▶ **Given records**:

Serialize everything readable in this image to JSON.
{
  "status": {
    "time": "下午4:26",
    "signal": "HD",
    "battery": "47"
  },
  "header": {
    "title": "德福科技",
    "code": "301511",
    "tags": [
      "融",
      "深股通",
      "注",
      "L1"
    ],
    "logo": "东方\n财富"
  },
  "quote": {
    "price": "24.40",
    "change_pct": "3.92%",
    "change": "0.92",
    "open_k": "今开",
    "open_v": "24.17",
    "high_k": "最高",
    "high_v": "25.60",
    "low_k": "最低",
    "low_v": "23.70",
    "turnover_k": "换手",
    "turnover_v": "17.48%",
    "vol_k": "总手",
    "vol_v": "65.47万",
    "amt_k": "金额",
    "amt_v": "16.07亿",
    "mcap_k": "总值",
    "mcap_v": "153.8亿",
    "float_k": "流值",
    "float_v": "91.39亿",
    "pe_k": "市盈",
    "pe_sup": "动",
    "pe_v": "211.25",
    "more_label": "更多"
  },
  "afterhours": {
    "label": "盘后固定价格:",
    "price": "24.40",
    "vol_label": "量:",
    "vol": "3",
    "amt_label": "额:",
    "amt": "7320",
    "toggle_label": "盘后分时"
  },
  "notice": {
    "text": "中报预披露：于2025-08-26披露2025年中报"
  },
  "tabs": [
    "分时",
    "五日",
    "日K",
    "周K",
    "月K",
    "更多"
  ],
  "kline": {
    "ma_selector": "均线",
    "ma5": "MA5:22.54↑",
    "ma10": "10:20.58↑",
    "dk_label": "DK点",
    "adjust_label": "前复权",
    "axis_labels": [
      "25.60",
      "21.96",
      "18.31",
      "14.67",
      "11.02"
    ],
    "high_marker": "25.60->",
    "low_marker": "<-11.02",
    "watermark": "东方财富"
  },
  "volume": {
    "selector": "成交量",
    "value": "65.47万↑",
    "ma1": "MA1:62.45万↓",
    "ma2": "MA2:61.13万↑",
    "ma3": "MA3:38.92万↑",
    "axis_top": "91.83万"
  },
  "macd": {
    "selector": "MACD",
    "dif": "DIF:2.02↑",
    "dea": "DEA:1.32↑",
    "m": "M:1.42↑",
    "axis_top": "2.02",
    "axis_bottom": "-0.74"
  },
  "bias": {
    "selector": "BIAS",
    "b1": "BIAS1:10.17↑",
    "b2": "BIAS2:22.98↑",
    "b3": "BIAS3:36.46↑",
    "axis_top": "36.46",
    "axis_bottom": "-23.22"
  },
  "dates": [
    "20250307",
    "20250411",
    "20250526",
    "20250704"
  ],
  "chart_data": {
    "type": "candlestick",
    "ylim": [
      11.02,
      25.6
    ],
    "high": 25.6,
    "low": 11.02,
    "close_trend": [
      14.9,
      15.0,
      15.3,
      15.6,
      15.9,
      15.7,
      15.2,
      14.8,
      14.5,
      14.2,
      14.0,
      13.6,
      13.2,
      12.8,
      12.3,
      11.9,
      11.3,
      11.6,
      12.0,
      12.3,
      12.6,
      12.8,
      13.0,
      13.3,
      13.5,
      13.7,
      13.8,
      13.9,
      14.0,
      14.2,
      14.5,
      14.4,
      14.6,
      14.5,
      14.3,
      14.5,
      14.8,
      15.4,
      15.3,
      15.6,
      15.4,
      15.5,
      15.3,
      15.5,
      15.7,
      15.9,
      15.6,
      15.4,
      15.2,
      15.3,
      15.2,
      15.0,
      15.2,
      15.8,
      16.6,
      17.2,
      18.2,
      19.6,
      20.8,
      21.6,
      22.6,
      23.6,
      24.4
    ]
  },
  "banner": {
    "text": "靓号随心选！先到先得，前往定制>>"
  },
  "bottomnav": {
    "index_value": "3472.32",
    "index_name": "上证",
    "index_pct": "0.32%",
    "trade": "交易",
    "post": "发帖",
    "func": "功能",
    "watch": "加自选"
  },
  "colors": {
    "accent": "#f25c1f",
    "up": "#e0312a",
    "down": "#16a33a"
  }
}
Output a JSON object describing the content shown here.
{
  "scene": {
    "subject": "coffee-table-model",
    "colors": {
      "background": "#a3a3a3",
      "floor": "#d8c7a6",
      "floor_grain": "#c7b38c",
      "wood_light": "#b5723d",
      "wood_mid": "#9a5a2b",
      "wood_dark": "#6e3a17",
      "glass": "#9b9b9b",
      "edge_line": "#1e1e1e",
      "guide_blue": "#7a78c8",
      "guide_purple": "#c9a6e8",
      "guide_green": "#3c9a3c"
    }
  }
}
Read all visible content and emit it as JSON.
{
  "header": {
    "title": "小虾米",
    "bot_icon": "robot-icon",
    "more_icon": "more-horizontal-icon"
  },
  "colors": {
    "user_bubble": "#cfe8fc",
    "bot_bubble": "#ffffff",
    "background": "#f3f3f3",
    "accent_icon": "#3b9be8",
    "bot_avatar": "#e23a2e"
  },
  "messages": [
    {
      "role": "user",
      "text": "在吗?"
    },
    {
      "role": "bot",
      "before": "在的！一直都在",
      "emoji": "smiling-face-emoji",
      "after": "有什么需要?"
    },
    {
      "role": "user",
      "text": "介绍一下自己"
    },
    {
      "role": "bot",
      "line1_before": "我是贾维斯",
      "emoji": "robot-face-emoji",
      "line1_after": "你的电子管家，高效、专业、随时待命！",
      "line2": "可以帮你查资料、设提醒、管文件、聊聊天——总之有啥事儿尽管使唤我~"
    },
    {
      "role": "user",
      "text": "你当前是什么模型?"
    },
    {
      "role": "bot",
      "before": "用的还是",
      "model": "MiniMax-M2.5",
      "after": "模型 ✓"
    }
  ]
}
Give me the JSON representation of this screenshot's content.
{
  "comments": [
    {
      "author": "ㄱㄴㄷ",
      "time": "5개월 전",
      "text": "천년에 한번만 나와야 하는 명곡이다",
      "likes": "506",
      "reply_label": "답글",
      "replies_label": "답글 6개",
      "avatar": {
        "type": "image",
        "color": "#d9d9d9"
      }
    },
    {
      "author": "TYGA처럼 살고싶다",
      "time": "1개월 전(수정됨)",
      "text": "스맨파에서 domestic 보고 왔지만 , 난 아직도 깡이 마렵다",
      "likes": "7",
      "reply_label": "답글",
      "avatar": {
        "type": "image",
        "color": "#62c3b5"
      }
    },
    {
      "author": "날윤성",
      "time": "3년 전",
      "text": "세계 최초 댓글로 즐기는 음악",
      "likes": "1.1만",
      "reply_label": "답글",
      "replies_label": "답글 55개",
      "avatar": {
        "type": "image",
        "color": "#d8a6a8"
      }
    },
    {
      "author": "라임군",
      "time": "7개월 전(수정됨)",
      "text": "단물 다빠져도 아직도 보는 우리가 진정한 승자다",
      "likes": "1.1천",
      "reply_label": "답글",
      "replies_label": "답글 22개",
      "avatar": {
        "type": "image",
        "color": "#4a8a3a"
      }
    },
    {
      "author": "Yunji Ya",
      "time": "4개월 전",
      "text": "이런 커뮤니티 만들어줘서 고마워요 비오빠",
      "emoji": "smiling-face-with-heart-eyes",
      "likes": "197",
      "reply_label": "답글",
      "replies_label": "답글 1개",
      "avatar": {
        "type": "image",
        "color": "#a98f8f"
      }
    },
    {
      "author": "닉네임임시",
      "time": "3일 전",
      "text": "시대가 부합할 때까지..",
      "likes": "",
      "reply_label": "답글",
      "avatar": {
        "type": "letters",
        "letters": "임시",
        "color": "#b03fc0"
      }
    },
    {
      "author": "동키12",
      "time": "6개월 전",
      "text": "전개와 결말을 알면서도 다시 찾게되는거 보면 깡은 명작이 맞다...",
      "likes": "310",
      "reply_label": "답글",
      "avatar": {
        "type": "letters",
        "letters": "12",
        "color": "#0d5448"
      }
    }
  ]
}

▶ **Stated problem**: Without leaving anything out, quote all the data.

▶ **Reply**:
Serialize everything readable in this image to JSON.
{
  "status": {
    "time": "下午4:26",
    "signal": "HD",
    "battery": "47"
  },
  "header": {
    "title": "德福科技",
    "code": "301511",
    "tags": [
      "融",
      "深股通",
      "注",
      "L1"
    ],
    "logo": "东方\n财富"
  },
  "quote": {
    "price": "24.40",
    "change_pct": "3.92%",
    "change": "0.92",
    "open_k": "今开",
    "open_v": "24.17",
    "high_k": "最高",
    "high_v": "25.60",
    "low_k": "最低",
    "low_v": "23.70",
    "turnover_k": "换手",
    "turnover_v": "17.48%",
    "vol_k": "总手",
    "vol_v": "65.47万",
    "amt_k": "金额",
    "amt_v": "16.07亿",
    "mcap_k": "总值",
    "mcap_v": "153.8亿",
    "float_k": "流值",
    "float_v": "91.39亿",
    "pe_k": "市盈",
    "pe_sup": "动",
    "pe_v": "211.25",
    "more_label": "更多"
  },
  "afterhours": {
    "label": "盘后固定价格:",
    "price": "24.40",
    "vol_label": "量:",
    "vol": "3",
    "amt_label": "额:",
    "amt": "7320",
    "toggle_label": "盘后分时"
  },
  "notice": {
    "text": "中报预披露：于2025-08-26披露2025年中报"
  },
  "tabs": [
    "分时",
    "五日",
    "日K",
    "周K",
    "月K",
    "更多"
  ],
  "kline": {
    "ma_selector": "均线",
    "ma5": "MA5:22.54↑",
    "ma10": "10:20.58↑",
    "dk_label": "DK点",
    "adjust_label": "前复权",
    "axis_labels": [
      "25.60",
      "21.96",
      "18.31",
      "14.67",
      "11.02"
    ],
    "high_marker": "25.60->",
    "low_marker": "<-11.02",
    "watermark": "东方财富"
  },
  "volume": {
    "selector": "成交量",
    "value": "65.47万↑",
    "ma1": "MA1:62.45万↓",
    "ma2": "MA2:61.13万↑",
    "ma3": "MA3:38.92万↑",
    "axis_top": "91.83万"
  },
  "macd": {
    "selector": "MACD",
    "dif": "DIF:2.02↑",
    "dea": "DEA:1.32↑",
    "m": "M:1.42↑",
    "axis_top": "2.02",
    "axis_bottom": "-0.74"
  },
  "bias": {
    "selector": "BIAS",
    "b1": "BIAS1:10.17↑",
    "b2": "BIAS2:22.98↑",
    "b3": "BIAS3:36.46↑",
    "axis_top": "36.46",
    "axis_bottom": "-23.22"
  },
  "dates": [
    "20250307",
    "20250411",
    "20250526",
    "20250704"
  ],
  "chart_data": {
    "type": "candlestick",
    "ylim": [
      11.02,
      25.6
    ],
    "high": 25.6,
    "low": 11.02,
    "close_trend": [
      14.9,
      15.0,
      15.3,
      15.6,
      15.9,
      15.7,
      15.2,
      14.8,
      14.5,
      14.2,
      14.0,
      13.6,
      13.2,
      12.8,
      12.3,
      11.9,
      11.3,
      11.6,
      12.0,
      12.3,
      12.6,
      12.8,
      13.0,
      13.3,
      13.5,
      13.7,
      13.8,
      13.9,
      14.0,
      14.2,
      14.5,
      14.4,
      14.6,
      14.5,
      14.3,
      14.5,
      14.8,
      15.4,
      15.3,
      15.6,
      15.4,
      15.5,
      15.3,
      15.5,
      15.7,
      15.9,
      15.6,
      15.4,
      15.2,
      15.3,
      15.2,
      15.0,
      15.2,
      15.8,
      16.6,
      17.2,
      18.2,
      19.6,
      20.8,
      21.6,
      22.6,
      23.6,
      24.4
    ]
  },
  "banner": {
    "text": "靓号随心选！先到先得，前往定制>>"
  },
  "bottomnav": {
    "index_value": "3472.32",
    "index_name": "上证",
    "index_pct": "0.32%",
    "trade": "交易",
    "post": "发帖",
    "func": "功能",
    "watch": "加自选"
  },
  "colors": {
    "accent": "#f25c1f",
    "up": "#e0312a",
    "down": "#16a33a"
  }
}
Output a JSON object describing the content shown here.
{
  "scene": {
    "subject": "coffee-table-model",
    "colors": {
      "background": "#a3a3a3",
      "floor": "#d8c7a6",
      "floor_grain": "#c7b38c",
      "wood_light": "#b5723d",
      "wood_mid": "#9a5a2b",
      "wood_dark": "#6e3a17",
      "glass": "#9b9b9b",
      "edge_line": "#1e1e1e",
      "guide_blue": "#7a78c8",
      "guide_purple": "#c9a6e8",
      "guide_green": "#3c9a3c"
    }
  }
}
Read all visible content and emit it as JSON.
{
  "header": {
    "title": "小虾米",
    "bot_icon": "robot-icon",
    "more_icon": "more-horizontal-icon"
  },
  "colors": {
    "user_bubble": "#cfe8fc",
    "bot_bubble": "#ffffff",
    "background": "#f3f3f3",
    "accent_icon": "#3b9be8",
    "bot_avatar": "#e23a2e"
  },
  "messages": [
    {
      "role": "user",
      "text": "在吗?"
    },
    {
      "role": "bot",
      "before": "在的！一直都在",
      "emoji": "smiling-face-emoji",
      "after": "有什么需要?"
    },
    {
      "role": "user",
      "text": "介绍一下自己"
    },
    {
      "role": "bot",
      "line1_before": "我是贾维斯",
      "emoji": "robot-face-emoji",
      "line1_after": "你的电子管家，高效、专业、随时待命！",
      "line2": "可以帮你查资料、设提醒、管文件、聊聊天——总之有啥事儿尽管使唤我~"
    },
    {
      "role": "user",
      "text": "你当前是什么模型?"
    },
    {
      "role": "bot",
      "before": "用的还是",
      "model": "MiniMax-M2.5",
      "after": "模型 ✓"
    }
  ]
}
Give me the JSON representation of this screenshot's content.
{
  "comments": [
    {
      "author": "ㄱㄴㄷ",
      "time": "5개월 전",
      "text": "천년에 한번만 나와야 하는 명곡이다",
      "likes": "506",
      "reply_label": "답글",
      "replies_label": "답글 6개",
      "avatar": {
        "type": "image",
        "color": "#d9d9d9"
      }
    },
    {
      "author": "TYGA처럼 살고싶다",
      "time": "1개월 전(수정됨)",
      "text": "스맨파에서 domestic 보고 왔지만 , 난 아직도 깡이 마렵다",
      "likes": "7",
      "reply_label": "답글",
      "avatar": {
        "type": "image",
        "color": "#62c3b5"
      }
    },
    {
      "author": "날윤성",
      "time": "3년 전",
      "text": "세계 최초 댓글로 즐기는 음악",
      "likes": "1.1만",
      "reply_label": "답글",
      "replies_label": "답글 55개",
      "avatar": {
        "type": "image",
        "color": "#d8a6a8"
      }
    },
    {
      "author": "라임군",
      "time": "7개월 전(수정됨)",
      "text": "단물 다빠져도 아직도 보는 우리가 진정한 승자다",
      "likes": "1.1천",
      "reply_label": "답글",
      "replies_label": "답글 22개",
      "avatar": {
        "type": "image",
        "color": "#4a8a3a"
      }
    },
    {
      "author": "Yunji Ya",
      "time": "4개월 전",
      "text": "이런 커뮤니티 만들어줘서 고마워요 비오빠",
      "emoji": "smiling-face-with-heart-eyes",
      "likes": "197",
      "reply_label": "답글",
      "replies_label": "답글 1개",
      "avatar": {
        "type": "image",
        "color": "#a98f8f"
      }
    },
    {
      "author": "닉네임임시",
      "time": "3일 전",
      "text": "시대가 부합할 때까지..",
      "likes": "",
      "reply_label": "답글",
      "avatar": {
        "type": "letters",
        "letters": "임시",
        "color": "#b03fc0"
      }
    },
    {
      "author": "동키12",
      "time": "6개월 전",
      "text": "전개와 결말을 알면서도 다시 찾게되는거 보면 깡은 명작이 맞다...",
      "likes": "310",
      "reply_label": "답글",
      "avatar": {
        "type": "letters",
        "letters": "12",
        "color": "#0d5448"
      }
    }
  ]
}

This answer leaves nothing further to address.